• _Estratto della fonte_:
Così, anche nel rapporto con la natura emerge uno degli aspetti fondamentali del suo pensiero: l’assunto metafisico romantico che caratterizzò l’inquietudine e il suo senso di inadeguatezza perenne. Il sentimento che l’Io, con la sua coscienza, sia inevitabilmente fuori posto nell’universo. La natura è per lei il luogo della realtà irraggiungibile e per questo è oggetto di desiderio ma anche di odio. I tulipani, guardati da un letto di ospedale, non sono balsamo per le ferite, ma sale che brucia come testimonianza di finitezza. Nella bellissima poesia intitolata proprio Tulipani, Sylvia scrisse:

Sono troppo rossi anzitutto, questi tulipani, mi fanno male.
Li sentivo respirare già attraverso la carta, un respiro
sommesso, attraverso le fasce bianche, come un neonato spaventoso.
Il loro rosso parla alla mia ferita, vi corrisponde.
Sono subdoli: sembrano galleggiare, e invece sono un peso,
mi agitano con le loro lingue improvvise e il loro colore,
dodici rossi piombi intorno al collo.
Nessuno mi osservava prima, ora sono osservata3.

E ancora, nella più oscura La luna e il tasso, leggiamo che

Il tasso indica l’alto. Ha una forma gotica.
Gli occhi lo seguono e trovano la luna.
La luna è mia madre. Non è dolce come Maria.
Le sue vesti azzurre sprigionano pipistrelli e gufi.
Come vorrei credere nella tenerezza –
Il volto dell’effigie, addolcito dalle candele,
che china, proprio su di me, gli occhi soavi.
Sono caduta lontano. Le nuvole fioriscono
azzurre e mistiche sul volto delle stelle.
Dentro la chiesa, i santi sono tutti azzurri,
fluttuanti su piedi delicati sopra i banchi freddi,
le mani e i volti rigidi di santità.
La luna non vede nulla di tutto questo. È calva e forsennata.
E il messaggio del tasso è il nero - il nero e il silenzio4.

• _Materiale fornito_:
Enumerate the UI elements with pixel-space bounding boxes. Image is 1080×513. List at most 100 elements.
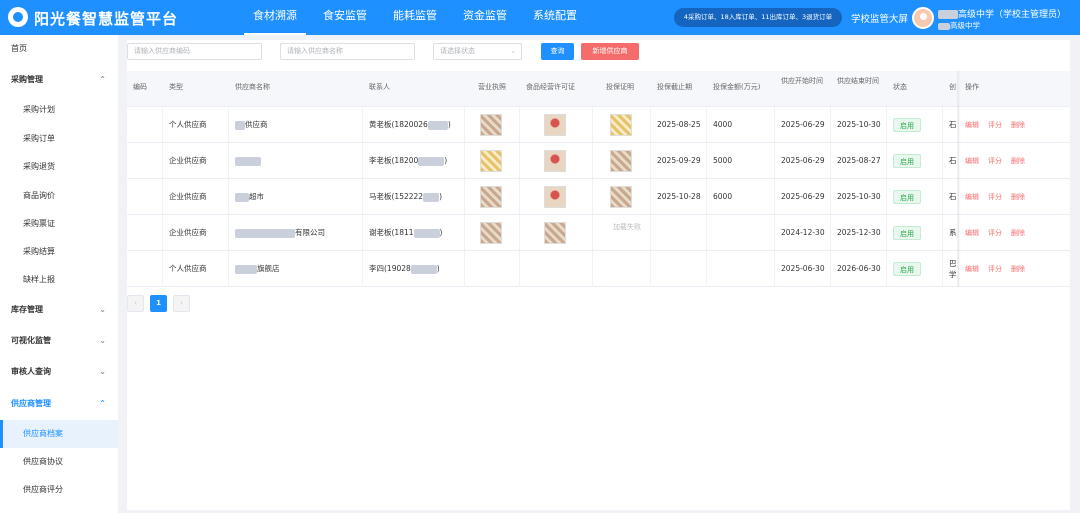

• _Esercizio_:
Trascrivi fedelmente il passo del brano sulla natura e sulle poesie di Sylvia che va da "Sono troppo rossi" a "una forma gotica.".

• _Risposta all'esercizio_:
Sono troppo rossi anzitutto, questi tulipani, mi fanno male.
Li sentivo respirare già attraverso la carta, un respiro
sommesso, attraverso le fasce bianche, come un neonato spaventoso.
Il loro rosso parla alla mia ferita, vi corrisponde.
Sono subdoli: sembrano galleggiare, e invece sono un peso,
mi agitano con le loro lingue improvvise e il loro colore,
dodici rossi piombi intorno al collo.
Nessuno mi osservava prima, ora sono osservata3.

E ancora, nella più oscura La luna e il tasso, leggiamo che

Il tasso indica l’alto. Ha una forma gotica.